* **Problem statement**:
Each record needs to be echoed exactly; can you do that?

* **Extracted data**:
■ ■ ■

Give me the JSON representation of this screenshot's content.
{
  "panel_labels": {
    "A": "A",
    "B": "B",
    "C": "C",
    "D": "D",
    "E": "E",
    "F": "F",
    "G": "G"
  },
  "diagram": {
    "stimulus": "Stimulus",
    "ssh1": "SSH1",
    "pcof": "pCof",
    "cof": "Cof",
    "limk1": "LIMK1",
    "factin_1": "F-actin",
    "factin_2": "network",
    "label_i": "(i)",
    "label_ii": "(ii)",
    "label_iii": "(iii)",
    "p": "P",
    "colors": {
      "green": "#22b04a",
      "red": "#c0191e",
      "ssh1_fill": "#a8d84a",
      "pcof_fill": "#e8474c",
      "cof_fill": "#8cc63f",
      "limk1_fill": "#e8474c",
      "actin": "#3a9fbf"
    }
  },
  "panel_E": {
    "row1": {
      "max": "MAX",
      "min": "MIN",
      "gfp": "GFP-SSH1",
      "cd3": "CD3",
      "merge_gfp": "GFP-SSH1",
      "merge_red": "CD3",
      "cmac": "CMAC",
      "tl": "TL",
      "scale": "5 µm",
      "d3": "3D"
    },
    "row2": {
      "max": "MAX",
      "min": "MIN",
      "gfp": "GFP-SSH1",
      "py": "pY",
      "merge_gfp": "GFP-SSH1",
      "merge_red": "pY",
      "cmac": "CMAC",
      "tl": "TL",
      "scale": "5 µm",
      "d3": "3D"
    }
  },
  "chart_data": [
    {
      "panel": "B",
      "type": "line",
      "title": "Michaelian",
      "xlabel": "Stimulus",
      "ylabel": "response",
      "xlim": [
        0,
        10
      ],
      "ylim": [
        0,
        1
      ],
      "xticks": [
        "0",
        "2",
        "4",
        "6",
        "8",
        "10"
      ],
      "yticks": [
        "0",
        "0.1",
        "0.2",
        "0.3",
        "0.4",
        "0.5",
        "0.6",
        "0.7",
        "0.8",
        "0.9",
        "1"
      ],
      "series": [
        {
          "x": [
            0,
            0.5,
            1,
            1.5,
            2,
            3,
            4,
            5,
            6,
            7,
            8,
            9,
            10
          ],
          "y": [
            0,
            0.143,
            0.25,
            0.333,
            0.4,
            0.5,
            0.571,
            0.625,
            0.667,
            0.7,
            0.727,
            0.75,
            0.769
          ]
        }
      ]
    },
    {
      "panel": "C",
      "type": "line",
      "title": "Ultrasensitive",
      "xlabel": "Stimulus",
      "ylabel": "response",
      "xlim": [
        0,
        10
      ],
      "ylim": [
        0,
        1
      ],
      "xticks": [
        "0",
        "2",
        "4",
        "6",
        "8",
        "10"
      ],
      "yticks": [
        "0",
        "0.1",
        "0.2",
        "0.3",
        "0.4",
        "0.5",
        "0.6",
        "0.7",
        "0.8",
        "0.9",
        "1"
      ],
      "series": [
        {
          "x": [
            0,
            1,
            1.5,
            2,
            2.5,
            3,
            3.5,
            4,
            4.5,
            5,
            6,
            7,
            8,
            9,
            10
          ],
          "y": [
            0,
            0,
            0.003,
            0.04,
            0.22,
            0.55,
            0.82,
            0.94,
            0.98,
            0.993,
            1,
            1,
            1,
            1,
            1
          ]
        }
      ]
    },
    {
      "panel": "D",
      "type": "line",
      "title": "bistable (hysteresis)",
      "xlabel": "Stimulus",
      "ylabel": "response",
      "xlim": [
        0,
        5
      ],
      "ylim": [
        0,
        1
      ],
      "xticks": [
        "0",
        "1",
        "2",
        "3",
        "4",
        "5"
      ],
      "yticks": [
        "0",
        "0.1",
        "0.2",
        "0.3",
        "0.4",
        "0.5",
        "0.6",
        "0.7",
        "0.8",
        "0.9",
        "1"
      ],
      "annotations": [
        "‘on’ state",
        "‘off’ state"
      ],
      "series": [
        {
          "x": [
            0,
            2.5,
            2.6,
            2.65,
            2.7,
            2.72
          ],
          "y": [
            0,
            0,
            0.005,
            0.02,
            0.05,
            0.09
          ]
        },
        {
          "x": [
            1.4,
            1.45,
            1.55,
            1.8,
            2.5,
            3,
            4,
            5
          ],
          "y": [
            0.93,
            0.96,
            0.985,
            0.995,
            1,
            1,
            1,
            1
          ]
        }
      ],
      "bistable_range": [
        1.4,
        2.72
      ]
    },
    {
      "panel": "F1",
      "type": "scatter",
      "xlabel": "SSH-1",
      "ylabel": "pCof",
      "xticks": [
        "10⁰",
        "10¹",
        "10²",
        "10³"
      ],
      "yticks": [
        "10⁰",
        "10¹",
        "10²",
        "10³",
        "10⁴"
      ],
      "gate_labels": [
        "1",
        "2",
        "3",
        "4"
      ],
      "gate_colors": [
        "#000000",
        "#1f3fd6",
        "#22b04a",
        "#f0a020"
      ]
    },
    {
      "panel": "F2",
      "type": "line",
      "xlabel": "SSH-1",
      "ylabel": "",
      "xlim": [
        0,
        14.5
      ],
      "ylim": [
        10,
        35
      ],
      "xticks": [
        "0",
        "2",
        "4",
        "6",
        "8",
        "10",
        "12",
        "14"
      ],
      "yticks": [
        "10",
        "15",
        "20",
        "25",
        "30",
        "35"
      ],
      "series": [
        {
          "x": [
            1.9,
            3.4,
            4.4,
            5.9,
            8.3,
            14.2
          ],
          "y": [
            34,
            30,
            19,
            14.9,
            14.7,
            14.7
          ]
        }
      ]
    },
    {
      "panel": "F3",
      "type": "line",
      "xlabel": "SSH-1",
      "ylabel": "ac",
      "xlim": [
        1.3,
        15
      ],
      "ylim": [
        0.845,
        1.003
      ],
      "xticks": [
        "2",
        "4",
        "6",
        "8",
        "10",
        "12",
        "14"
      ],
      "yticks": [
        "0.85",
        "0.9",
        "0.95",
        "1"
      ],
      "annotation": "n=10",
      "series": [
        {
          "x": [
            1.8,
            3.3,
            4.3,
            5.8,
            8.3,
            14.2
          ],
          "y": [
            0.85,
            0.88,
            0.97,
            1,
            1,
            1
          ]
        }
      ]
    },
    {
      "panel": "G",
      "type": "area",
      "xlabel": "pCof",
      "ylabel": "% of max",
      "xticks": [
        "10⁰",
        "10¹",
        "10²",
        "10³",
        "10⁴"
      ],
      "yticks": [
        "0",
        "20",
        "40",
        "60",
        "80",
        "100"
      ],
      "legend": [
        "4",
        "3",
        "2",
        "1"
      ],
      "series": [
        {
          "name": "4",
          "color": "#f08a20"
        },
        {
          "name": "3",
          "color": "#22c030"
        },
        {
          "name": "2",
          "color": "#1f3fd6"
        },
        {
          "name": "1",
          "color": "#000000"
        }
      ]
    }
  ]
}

■ ■ ■

* **Response for this exercise**:
Give me the JSON representation of this screenshot's content.
{
  "panel_labels": {
    "A": "A",
    "B": "B",
    "C": "C",
    "D": "D",
    "E": "E",
    "F": "F",
    "G": "G"
  },
  "diagram": {
    "stimulus": "Stimulus",
    "ssh1": "SSH1",
    "pcof": "pCof",
    "cof": "Cof",
    "limk1": "LIMK1",
    "factin_1": "F-actin",
    "factin_2": "network",
    "label_i": "(i)",
    "label_ii": "(ii)",
    "label_iii": "(iii)",
    "p": "P",
    "colors": {
      "green": "#22b04a",
      "red": "#c0191e",
      "ssh1_fill": "#a8d84a",
      "pcof_fill": "#e8474c",
      "cof_fill": "#8cc63f",
      "limk1_fill": "#e8474c",
      "actin": "#3a9fbf"
    }
  },
  "panel_E": {
    "row1": {
      "max": "MAX",
      "min": "MIN",
      "gfp": "GFP-SSH1",
      "cd3": "CD3",
      "merge_gfp": "GFP-SSH1",
      "merge_red": "CD3",
      "cmac": "CMAC",
      "tl": "TL",
      "scale": "5 µm",
      "d3": "3D"
    },
    "row2": {
      "max": "MAX",
      "min": "MIN",
      "gfp": "GFP-SSH1",
      "py": "pY",
      "merge_gfp": "GFP-SSH1",
      "merge_red": "pY",
      "cmac": "CMAC",
      "tl": "TL",
      "scale": "5 µm",
      "d3": "3D"
    }
  },
  "chart_data": [
    {
      "panel": "B",
      "type": "line",
      "title": "Michaelian",
      "xlabel": "Stimulus",
      "ylabel": "response",
      "xlim": [
        0,
        10
      ],
      "ylim": [
        0,
        1
      ],
      "xticks": [
        "0",
        "2",
        "4",
        "6",
        "8",
        "10"
      ],
      "yticks": [
        "0",
        "0.1",
        "0.2",
        "0.3",
        "0.4",
        "0.5",
        "0.6",
        "0.7",
        "0.8",
        "0.9",
        "1"
      ],
      "series": [
        {
          "x": [
            0,
            0.5,
            1,
            1.5,
            2,
            3,
            4,
            5,
            6,
            7,
            8,
            9,
            10
          ],
          "y": [
            0,
            0.143,
            0.25,
            0.333,
            0.4,
            0.5,
            0.571,
            0.625,
            0.667,
            0.7,
            0.727,
            0.75,
            0.769
          ]
        }
      ]
    },
    {
      "panel": "C",
      "type": "line",
      "title": "Ultrasensitive",
      "xlabel": "Stimulus",
      "ylabel": "response",
      "xlim": [
        0,
        10
      ],
      "ylim": [
        0,
        1
      ],
      "xticks": [
        "0",
        "2",
        "4",
        "6",
        "8",
        "10"
      ],
      "yticks": [
        "0",
        "0.1",
        "0.2",
        "0.3",
        "0.4",
        "0.5",
        "0.6",
        "0.7",
        "0.8",
        "0.9",
        "1"
      ],
      "series": [
        {
          "x": [
            0,
            1,
            1.5,
            2,
            2.5,
            3,
            3.5,
            4,
            4.5,
            5,
            6,
            7,
            8,
            9,
            10
          ],
          "y": [
            0,
            0,
            0.003,
            0.04,
            0.22,
            0.55,
            0.82,
            0.94,
            0.98,
            0.993,
            1,
            1,
            1,
            1,
            1
          ]
        }
      ]
    },
    {
      "panel": "D",
      "type": "line",
      "title": "bistable (hysteresis)",
      "xlabel": "Stimulus",
      "ylabel": "response",
      "xlim": [
        0,
        5
      ],
      "ylim": [
        0,
        1
      ],
      "xticks": [
        "0",
        "1",
        "2",
        "3",
        "4",
        "5"
      ],
      "yticks": [
        "0",
        "0.1",
        "0.2",
        "0.3",
        "0.4",
        "0.5",
        "0.6",
        "0.7",
        "0.8",
        "0.9",
        "1"
      ],
      "annotations": [
        "‘on’ state",
        "‘off’ state"
      ],
      "series": [
        {
          "x": [
            0,
            2.5,
            2.6,
            2.65,
            2.7,
            2.72
          ],
          "y": [
            0,
            0,
            0.005,
            0.02,
            0.05,
            0.09
          ]
        },
        {
          "x": [
            1.4,
            1.45,
            1.55,
            1.8,
            2.5,
            3,
            4,
            5
          ],
          "y": [
            0.93,
            0.96,
            0.985,
            0.995,
            1,
            1,
            1,
            1
          ]
        }
      ],
      "bistable_range": [
        1.4,
        2.72
      ]
    },
    {
      "panel": "F1",
      "type": "scatter",
      "xlabel": "SSH-1",
      "ylabel": "pCof",
      "xticks": [
        "10⁰",
        "10¹",
        "10²",
        "10³"
      ],
      "yticks": [
        "10⁰",
        "10¹",
        "10²",
        "10³",
        "10⁴"
      ],
      "gate_labels": [
        "1",
        "2",
        "3",
        "4"
      ],
      "gate_colors": [
        "#000000",
        "#1f3fd6",
        "#22b04a",
        "#f0a020"
      ]
    },
    {
      "panel": "F2",
      "type": "line",
      "xlabel": "SSH-1",
      "ylabel": "",
      "xlim": [
        0,
        14.5
      ],
      "ylim": [
        10,
        35
      ],
      "xticks": [
        "0",
        "2",
        "4",
        "6",
        "8",
        "10",
        "12",
        "14"
      ],
      "yticks": [
        "10",
        "15",
        "20",
        "25",
        "30",
        "35"
      ],
      "series": [
        {
          "x": [
            1.9,
            3.4,
            4.4,
            5.9,
            8.3,
            14.2
          ],
          "y": [
            34,
            30,
            19,
            14.9,
            14.7,
            14.7
          ]
        }
      ]
    },
    {
      "panel": "F3",
      "type": "line",
      "xlabel": "SSH-1",
      "ylabel": "ac",
      "xlim": [
        1.3,
        15
      ],
      "ylim": [
        0.845,
        1.003
      ],
      "xticks": [
        "2",
        "4",
        "6",
        "8",
        "10",
        "12",
        "14"
      ],
      "yticks": [
        "0.85",
        "0.9",
        "0.95",
        "1"
      ],
      "annotation": "n=10",
      "series": [
        {
          "x": [
            1.8,
            3.3,
            4.3,
            5.8,
            8.3,
            14.2
          ],
          "y": [
            0.85,
            0.88,
            0.97,
            1,
            1,
            1
          ]
        }
      ]
    },
    {
      "panel": "G",
      "type": "area",
      "xlabel": "pCof",
      "ylabel": "% of max",
      "xticks": [
        "10⁰",
        "10¹",
        "10²",
        "10³",
        "10⁴"
      ],
      "yticks": [
        "0",
        "20",
        "40",
        "60",
        "80",
        "100"
      ],
      "legend": [
        "4",
        "3",
        "2",
        "1"
      ],
      "series": [
        {
          "name": "4",
          "color": "#f08a20"
        },
        {
          "name": "3",
          "color": "#22c030"
        },
        {
          "name": "2",
          "color": "#1f3fd6"
        },
        {
          "name": "1",
          "color": "#000000"
        }
      ]
    }
  ]
}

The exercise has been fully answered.